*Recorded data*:
#####

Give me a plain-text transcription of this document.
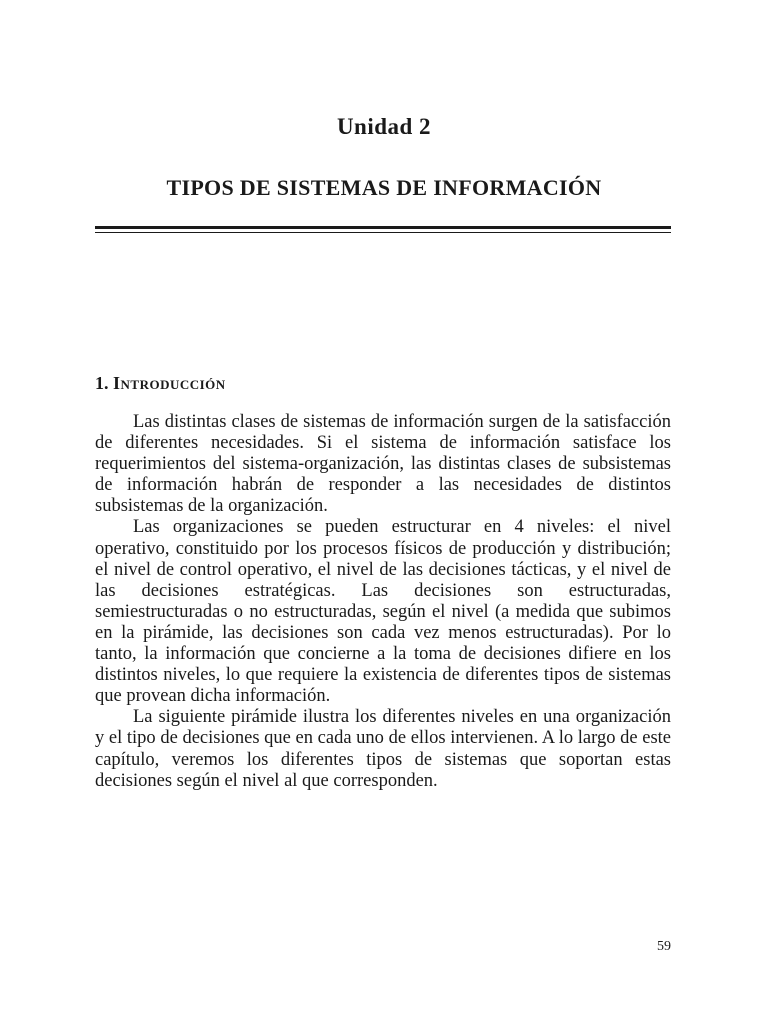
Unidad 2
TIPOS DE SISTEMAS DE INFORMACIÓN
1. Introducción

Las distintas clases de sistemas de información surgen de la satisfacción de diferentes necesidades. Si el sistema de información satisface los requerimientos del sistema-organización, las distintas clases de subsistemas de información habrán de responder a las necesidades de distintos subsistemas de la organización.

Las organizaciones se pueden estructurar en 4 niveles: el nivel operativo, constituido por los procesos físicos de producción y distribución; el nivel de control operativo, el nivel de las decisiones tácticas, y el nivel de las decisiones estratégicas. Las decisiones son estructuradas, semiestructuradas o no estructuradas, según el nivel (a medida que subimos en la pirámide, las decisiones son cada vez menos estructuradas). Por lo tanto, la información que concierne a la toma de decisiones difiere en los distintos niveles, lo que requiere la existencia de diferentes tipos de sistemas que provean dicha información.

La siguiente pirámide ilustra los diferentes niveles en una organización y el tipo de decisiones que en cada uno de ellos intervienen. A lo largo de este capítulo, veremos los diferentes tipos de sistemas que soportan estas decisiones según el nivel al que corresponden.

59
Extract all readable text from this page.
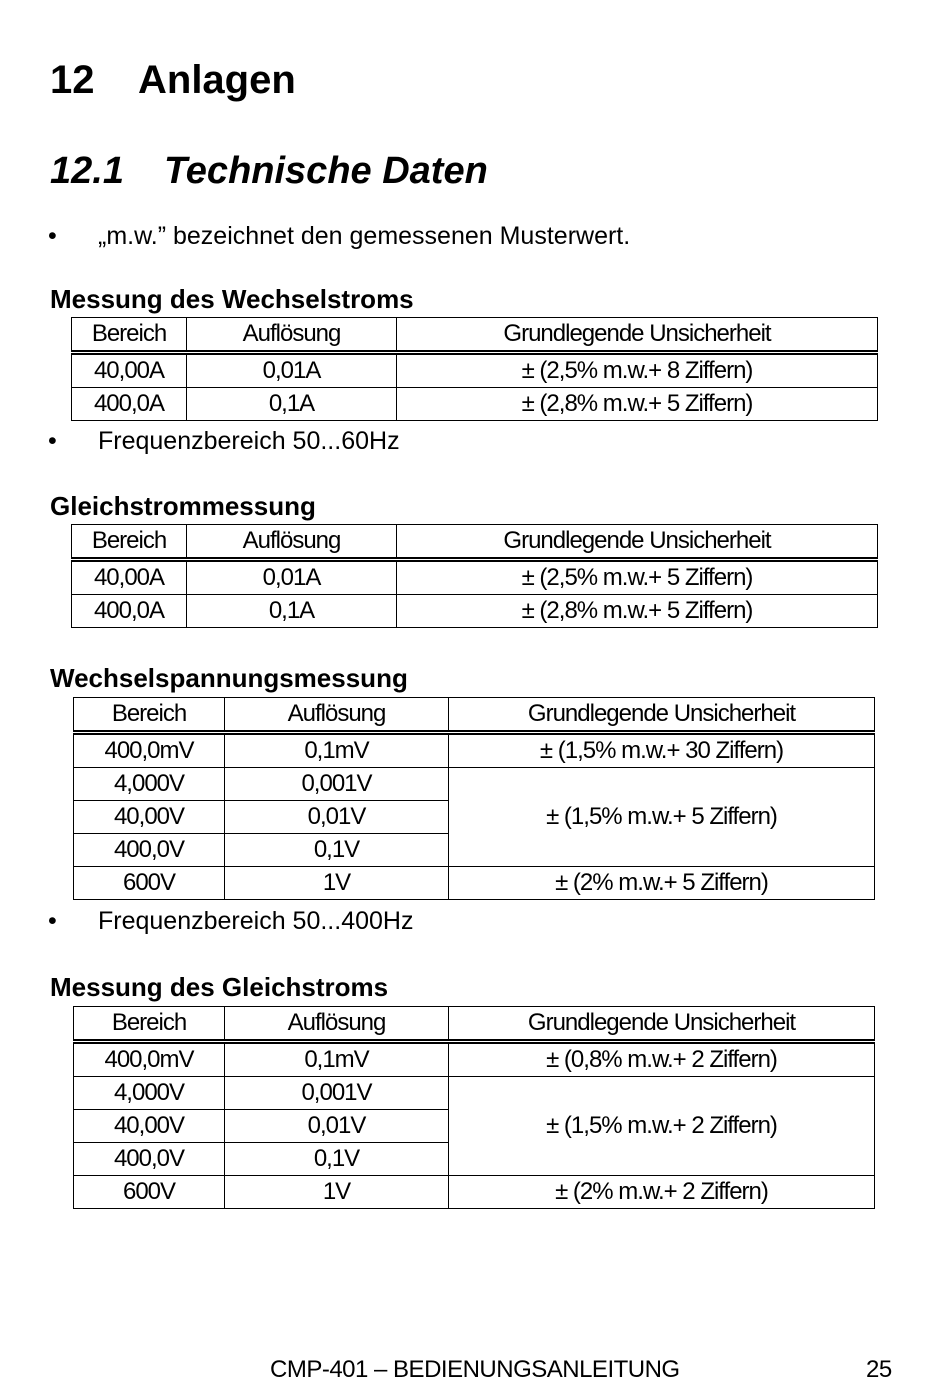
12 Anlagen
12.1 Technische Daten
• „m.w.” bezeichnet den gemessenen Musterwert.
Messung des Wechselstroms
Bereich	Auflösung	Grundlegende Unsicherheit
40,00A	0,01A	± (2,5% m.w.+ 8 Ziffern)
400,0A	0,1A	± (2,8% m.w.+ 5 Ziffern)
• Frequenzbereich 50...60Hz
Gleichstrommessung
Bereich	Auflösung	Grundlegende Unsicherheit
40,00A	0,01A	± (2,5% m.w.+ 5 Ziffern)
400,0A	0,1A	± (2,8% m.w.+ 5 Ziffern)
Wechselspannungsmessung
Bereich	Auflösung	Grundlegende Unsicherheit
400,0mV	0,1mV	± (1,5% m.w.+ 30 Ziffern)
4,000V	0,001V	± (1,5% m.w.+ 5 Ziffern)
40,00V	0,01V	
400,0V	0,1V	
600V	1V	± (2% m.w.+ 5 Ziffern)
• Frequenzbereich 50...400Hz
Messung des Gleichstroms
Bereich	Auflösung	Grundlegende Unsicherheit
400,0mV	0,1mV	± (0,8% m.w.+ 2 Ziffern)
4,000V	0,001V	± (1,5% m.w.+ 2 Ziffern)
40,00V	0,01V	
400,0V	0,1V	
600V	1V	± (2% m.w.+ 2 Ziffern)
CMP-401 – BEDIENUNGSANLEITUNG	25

#####

*EXERCISE*: Drop the pictures, then write out only the lines running from the one containing "Extract all readable text from this page." through the last line above, both included, exactly.

*TASK SOLUTION*:
Extract all readable text from this page.
12 Anlagen
12.1 Technische Daten
• „m.w.” bezeichnet den gemessenen Musterwert.
Messung des Wechselstroms
Bereich	Auflösung	Grundlegende Unsicherheit
40,00A	0,01A	± (2,5% m.w.+ 8 Ziffern)
400,0A	0,1A	± (2,8% m.w.+ 5 Ziffern)
• Frequenzbereich 50...60Hz
Gleichstrommessung
Bereich	Auflösung	Grundlegende Unsicherheit
40,00A	0,01A	± (2,5% m.w.+ 5 Ziffern)
400,0A	0,1A	± (2,8% m.w.+ 5 Ziffern)
Wechselspannungsmessung
Bereich	Auflösung	Grundlegende Unsicherheit
400,0mV	0,1mV	± (1,5% m.w.+ 30 Ziffern)
4,000V	0,001V	± (1,5% m.w.+ 5 Ziffern)
40,00V	0,01V	
400,0V	0,1V	
600V	1V	± (2% m.w.+ 5 Ziffern)
• Frequenzbereich 50...400Hz
Messung des Gleichstroms
Bereich	Auflösung	Grundlegende Unsicherheit
400,0mV	0,1mV	± (0,8% m.w.+ 2 Ziffern)
4,000V	0,001V	± (1,5% m.w.+ 2 Ziffern)
40,00V	0,01V	
400,0V	0,1V	
600V	1V	± (2% m.w.+ 2 Ziffern)
CMP-401 – BEDIENUNGSANLEITUNG	25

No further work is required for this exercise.